» INSTRUCTIONS TO FOLLOW: Reproduce the records that follow in full, excluding any picture they contain.

» DATA FOR THE TASK:
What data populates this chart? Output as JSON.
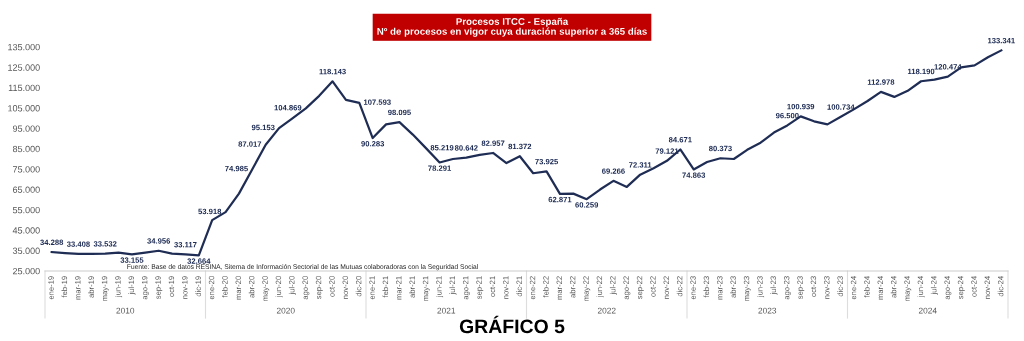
{
  "chart_data": {
    "type": "line",
    "title": "Procesos ITCC - España\nNº de procesos en vigor cuya duración superior a 365 días",
    "categories": [
      "ene-19",
      "feb-19",
      "mar-19",
      "abr-19",
      "may-19",
      "jun-19",
      "jul-19",
      "ago-19",
      "sep-19",
      "oct-19",
      "nov-19",
      "dic-19",
      "ene-20",
      "feb-20",
      "mar-20",
      "abr-20",
      "may-20",
      "jun-20",
      "jul-20",
      "ago-20",
      "sep-20",
      "oct-20",
      "nov-20",
      "dic-20",
      "ene-21",
      "feb-21",
      "mar-21",
      "abr-21",
      "may-21",
      "jun-21",
      "jul-21",
      "ago-21",
      "sep-21",
      "oct-21",
      "nov-21",
      "dic-21",
      "ene-22",
      "feb-22",
      "mar-22",
      "abr-22",
      "may-22",
      "jun-22",
      "jul-22",
      "ago-22",
      "sep-22",
      "oct-22",
      "nov-22",
      "dic-22",
      "ene-23",
      "feb-23",
      "mar-23",
      "abr-23",
      "may-23",
      "jun-23",
      "jul-23",
      "ago-23",
      "sep-23",
      "oct-23",
      "nov-23",
      "dic-23",
      "ene-24",
      "feb-24",
      "mar-24",
      "abr-24",
      "may-24",
      "jun-24",
      "jul-24",
      "ago-24",
      "sep-24",
      "oct-24",
      "nov-24",
      "dic-24"
    ],
    "series": [
      {
        "color": "#1f2d55",
        "values": [
          34288,
          33800,
          33408,
          33400,
          33532,
          34000,
          33155,
          34000,
          34956,
          33500,
          33117,
          32664,
          50000,
          53918,
          63000,
          74985,
          87017,
          95153,
          100000,
          104869,
          111000,
          118143,
          109000,
          107593,
          90283,
          97000,
          98095,
          92000,
          85219,
          78291,
          80000,
          80642,
          82000,
          82957,
          78000,
          81372,
          73000,
          73925,
          62871,
          63000,
          60259,
          65000,
          69266,
          66300,
          72311,
          75500,
          79121,
          84671,
          74863,
          78500,
          80373,
          80000,
          84500,
          88000,
          93000,
          96500,
          100939,
          98500,
          97000,
          100734,
          104500,
          108500,
          112978,
          110500,
          113500,
          118190,
          119000,
          120474,
          125000,
          126000,
          130000,
          133341
        ],
        "value_labels": [
          "34.288",
          null,
          "33.408",
          null,
          "33.532",
          null,
          "33.155",
          null,
          "34.956",
          null,
          "33.117",
          "32.664",
          null,
          "53.918",
          null,
          "74.985",
          "87.017",
          "95.153",
          null,
          "104.869",
          null,
          "118.143",
          null,
          "107.593",
          "90.283",
          null,
          "98.095",
          null,
          "85.219",
          "78.291",
          null,
          "80.642",
          null,
          "82.957",
          null,
          "81.372",
          null,
          "73.925",
          "62.871",
          null,
          "60.259",
          null,
          "69.266",
          null,
          "72.311",
          null,
          "79.121",
          "84.671",
          "74.863",
          null,
          "80.373",
          null,
          null,
          null,
          null,
          "96.500",
          "100.939",
          null,
          null,
          "100.734",
          null,
          null,
          "112.978",
          null,
          null,
          "118.190",
          null,
          "120.474",
          null,
          null,
          null,
          "133.341"
        ]
      }
    ],
    "ylim": [
      25000,
      135000
    ],
    "yticks": [
      {
        "value": 25000,
        "label": "25.000"
      },
      {
        "value": 35000,
        "label": "35.000"
      },
      {
        "value": 45000,
        "label": "45.000"
      },
      {
        "value": 55000,
        "label": "55.000"
      },
      {
        "value": 65000,
        "label": "65.000"
      },
      {
        "value": 75000,
        "label": "75.000"
      },
      {
        "value": 85000,
        "label": "85.000"
      },
      {
        "value": 95000,
        "label": "95.000"
      },
      {
        "value": 105000,
        "label": "105.000"
      },
      {
        "value": 115000,
        "label": "115.000"
      },
      {
        "value": 125000,
        "label": "125.000"
      },
      {
        "value": 135000,
        "label": "135.000"
      }
    ],
    "grid": false,
    "legend": false,
    "marker": "none",
    "line_style": "solid",
    "annotations": [
      "Fuente: Base de datos RESINA, Sitema de Información Sectorial de las Mutuas colaboradoras con la Seguridad Social",
      "2010",
      "2020",
      "2021",
      "2022",
      "2023",
      "2024",
      "GRÁFICO 5"
    ]
  }
}
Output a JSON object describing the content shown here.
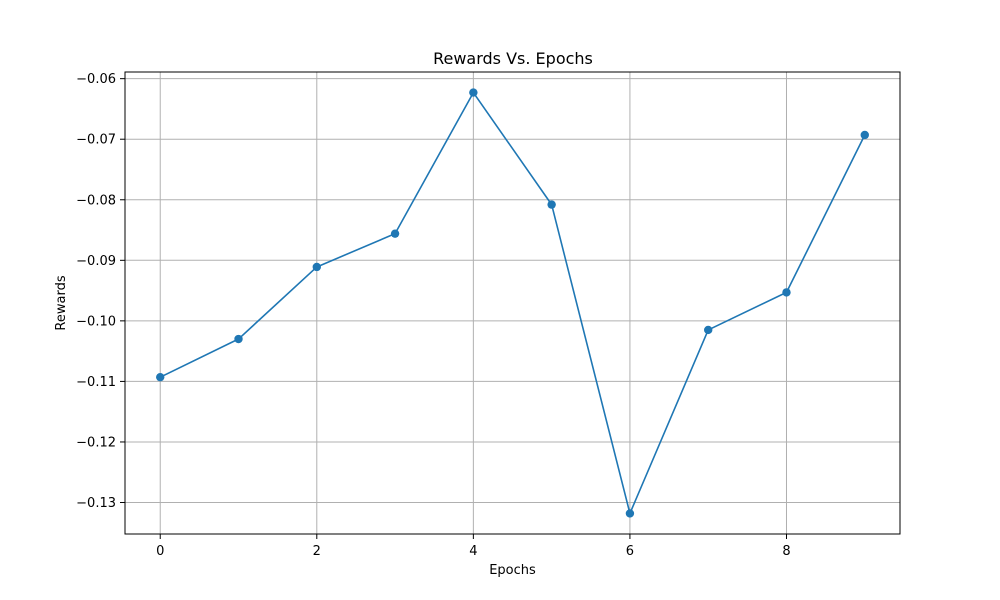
{
  "chart_data": {
    "type": "line",
    "title": "Rewards Vs. Epochs",
    "xlabel": "Epochs",
    "ylabel": "Rewards",
    "x": [
      0,
      1,
      2,
      3,
      4,
      5,
      6,
      7,
      8,
      9
    ],
    "series": [
      {
        "values": [
          -0.1093,
          -0.103,
          -0.0911,
          -0.0856,
          -0.0623,
          -0.0808,
          -0.1318,
          -0.1015,
          -0.0953,
          -0.0693
        ],
        "color": "#1f77b4",
        "marker": "circle"
      }
    ],
    "xlim": [
      -0.45,
      9.45
    ],
    "ylim": [
      -0.1352,
      -0.0589
    ],
    "xticks": [
      0,
      2,
      4,
      6,
      8
    ],
    "xtick_labels": [
      "0",
      "2",
      "4",
      "6",
      "8"
    ],
    "yticks": [
      -0.06,
      -0.07,
      -0.08,
      -0.09,
      -0.1,
      -0.11,
      -0.12,
      -0.13
    ],
    "ytick_labels": [
      "−0.06",
      "−0.07",
      "−0.08",
      "−0.09",
      "−0.10",
      "−0.11",
      "−0.12",
      "−0.13"
    ],
    "grid": true,
    "legend": "none"
  }
}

» SOLUTION FOR THIS PROBLEM:
What data populates this chart? Output as JSON.
{
  "chart_data": {
    "type": "line",
    "title": "Procesos ITCC - España\nNº de procesos en vigor cuya duración superior a 365 días",
    "categories": [
      "ene-19",
      "feb-19",
      "mar-19",
      "abr-19",
      "may-19",
      "jun-19",
      "jul-19",
      "ago-19",
      "sep-19",
      "oct-19",
      "nov-19",
      "dic-19",
      "ene-20",
      "feb-20",
      "mar-20",
      "abr-20",
      "may-20",
      "jun-20",
      "jul-20",
      "ago-20",
      "sep-20",
      "oct-20",
      "nov-20",
      "dic-20",
      "ene-21",
      "feb-21",
      "mar-21",
      "abr-21",
      "may-21",
      "jun-21",
      "jul-21",
      "ago-21",
      "sep-21",
      "oct-21",
      "nov-21",
      "dic-21",
      "ene-22",
      "feb-22",
      "mar-22",
      "abr-22",
      "may-22",
      "jun-22",
      "jul-22",
      "ago-22",
      "sep-22",
      "oct-22",
      "nov-22",
      "dic-22",
      "ene-23",
      "feb-23",
      "mar-23",
      "abr-23",
      "may-23",
      "jun-23",
      "jul-23",
      "ago-23",
      "sep-23",
      "oct-23",
      "nov-23",
      "dic-23",
      "ene-24",
      "feb-24",
      "mar-24",
      "abr-24",
      "may-24",
      "jun-24",
      "jul-24",
      "ago-24",
      "sep-24",
      "oct-24",
      "nov-24",
      "dic-24"
    ],
    "series": [
      {
        "color": "#1f2d55",
        "values": [
          34288,
          33800,
          33408,
          33400,
          33532,
          34000,
          33155,
          34000,
          34956,
          33500,
          33117,
          32664,
          50000,
          53918,
          63000,
          74985,
          87017,
          95153,
          100000,
          104869,
          111000,
          118143,
          109000,
          107593,
          90283,
          97000,
          98095,
          92000,
          85219,
          78291,
          80000,
          80642,
          82000,
          82957,
          78000,
          81372,
          73000,
          73925,
          62871,
          63000,
          60259,
          65000,
          69266,
          66300,
          72311,
          75500,
          79121,
          84671,
          74863,
          78500,
          80373,
          80000,
          84500,
          88000,
          93000,
          96500,
          100939,
          98500,
          97000,
          100734,
          104500,
          108500,
          112978,
          110500,
          113500,
          118190,
          119000,
          120474,
          125000,
          126000,
          130000,
          133341
        ],
        "value_labels": [
          "34.288",
          null,
          "33.408",
          null,
          "33.532",
          null,
          "33.155",
          null,
          "34.956",
          null,
          "33.117",
          "32.664",
          null,
          "53.918",
          null,
          "74.985",
          "87.017",
          "95.153",
          null,
          "104.869",
          null,
          "118.143",
          null,
          "107.593",
          "90.283",
          null,
          "98.095",
          null,
          "85.219",
          "78.291",
          null,
          "80.642",
          null,
          "82.957",
          null,
          "81.372",
          null,
          "73.925",
          "62.871",
          null,
          "60.259",
          null,
          "69.266",
          null,
          "72.311",
          null,
          "79.121",
          "84.671",
          "74.863",
          null,
          "80.373",
          null,
          null,
          null,
          null,
          "96.500",
          "100.939",
          null,
          null,
          "100.734",
          null,
          null,
          "112.978",
          null,
          null,
          "118.190",
          null,
          "120.474",
          null,
          null,
          null,
          "133.341"
        ]
      }
    ],
    "ylim": [
      25000,
      135000
    ],
    "yticks": [
      {
        "value": 25000,
        "label": "25.000"
      },
      {
        "value": 35000,
        "label": "35.000"
      },
      {
        "value": 45000,
        "label": "45.000"
      },
      {
        "value": 55000,
        "label": "55.000"
      },
      {
        "value": 65000,
        "label": "65.000"
      },
      {
        "value": 75000,
        "label": "75.000"
      },
      {
        "value": 85000,
        "label": "85.000"
      },
      {
        "value": 95000,
        "label": "95.000"
      },
      {
        "value": 105000,
        "label": "105.000"
      },
      {
        "value": 115000,
        "label": "115.000"
      },
      {
        "value": 125000,
        "label": "125.000"
      },
      {
        "value": 135000,
        "label": "135.000"
      }
    ],
    "grid": false,
    "legend": false,
    "marker": "none",
    "line_style": "solid",
    "annotations": [
      "Fuente: Base de datos RESINA, Sitema de Información Sectorial de las Mutuas colaboradoras con la Seguridad Social",
      "2010",
      "2020",
      "2021",
      "2022",
      "2023",
      "2024",
      "GRÁFICO 5"
    ]
  }
}
Output a JSON object describing the content shown here.
{
  "chart_data": {
    "type": "line",
    "title": "Rewards Vs. Epochs",
    "xlabel": "Epochs",
    "ylabel": "Rewards",
    "x": [
      0,
      1,
      2,
      3,
      4,
      5,
      6,
      7,
      8,
      9
    ],
    "series": [
      {
        "values": [
          -0.1093,
          -0.103,
          -0.0911,
          -0.0856,
          -0.0623,
          -0.0808,
          -0.1318,
          -0.1015,
          -0.0953,
          -0.0693
        ],
        "color": "#1f77b4",
        "marker": "circle"
      }
    ],
    "xlim": [
      -0.45,
      9.45
    ],
    "ylim": [
      -0.1352,
      -0.0589
    ],
    "xticks": [
      0,
      2,
      4,
      6,
      8
    ],
    "xtick_labels": [
      "0",
      "2",
      "4",
      "6",
      "8"
    ],
    "yticks": [
      -0.06,
      -0.07,
      -0.08,
      -0.09,
      -0.1,
      -0.11,
      -0.12,
      -0.13
    ],
    "ytick_labels": [
      "−0.06",
      "−0.07",
      "−0.08",
      "−0.09",
      "−0.10",
      "−0.11",
      "−0.12",
      "−0.13"
    ],
    "grid": true,
    "legend": "none"
  }
}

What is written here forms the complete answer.